Exercise brief >>
Assemble all lines in which the string "JSON" appears.

Input for this task >>

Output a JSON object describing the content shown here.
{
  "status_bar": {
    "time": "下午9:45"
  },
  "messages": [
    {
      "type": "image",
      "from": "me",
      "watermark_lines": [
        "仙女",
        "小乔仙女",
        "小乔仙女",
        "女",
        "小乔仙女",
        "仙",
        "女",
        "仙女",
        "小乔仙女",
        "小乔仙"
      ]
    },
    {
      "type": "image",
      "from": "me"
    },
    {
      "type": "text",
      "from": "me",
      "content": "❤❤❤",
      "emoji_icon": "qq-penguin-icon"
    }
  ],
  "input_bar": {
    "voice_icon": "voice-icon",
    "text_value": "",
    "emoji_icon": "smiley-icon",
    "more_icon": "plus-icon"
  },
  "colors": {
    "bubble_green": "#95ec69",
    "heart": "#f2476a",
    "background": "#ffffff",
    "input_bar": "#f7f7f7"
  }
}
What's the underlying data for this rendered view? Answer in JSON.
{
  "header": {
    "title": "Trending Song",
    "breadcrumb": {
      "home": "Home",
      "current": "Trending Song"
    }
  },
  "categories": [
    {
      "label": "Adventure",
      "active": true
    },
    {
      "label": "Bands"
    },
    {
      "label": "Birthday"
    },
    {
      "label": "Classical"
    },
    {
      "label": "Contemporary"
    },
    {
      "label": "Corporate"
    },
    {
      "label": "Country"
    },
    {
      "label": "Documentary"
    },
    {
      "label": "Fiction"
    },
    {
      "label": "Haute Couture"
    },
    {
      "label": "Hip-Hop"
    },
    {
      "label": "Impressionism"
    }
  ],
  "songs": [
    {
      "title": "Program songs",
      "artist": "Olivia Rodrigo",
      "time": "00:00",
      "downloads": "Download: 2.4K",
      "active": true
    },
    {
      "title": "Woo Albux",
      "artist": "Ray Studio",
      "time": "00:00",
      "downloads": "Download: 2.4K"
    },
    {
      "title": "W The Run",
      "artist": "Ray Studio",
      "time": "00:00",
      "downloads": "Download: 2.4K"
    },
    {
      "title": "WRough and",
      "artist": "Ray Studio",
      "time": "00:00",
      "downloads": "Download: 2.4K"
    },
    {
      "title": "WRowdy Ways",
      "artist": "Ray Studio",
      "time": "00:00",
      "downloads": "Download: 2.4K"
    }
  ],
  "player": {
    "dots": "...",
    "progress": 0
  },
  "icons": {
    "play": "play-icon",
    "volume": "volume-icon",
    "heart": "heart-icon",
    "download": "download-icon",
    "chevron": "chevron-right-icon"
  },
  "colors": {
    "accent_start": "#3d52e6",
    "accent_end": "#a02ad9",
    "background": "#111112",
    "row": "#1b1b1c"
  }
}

Result >>
Output a JSON object describing the content shown here.
What's the underlying data for this rendered view? Answer in JSON.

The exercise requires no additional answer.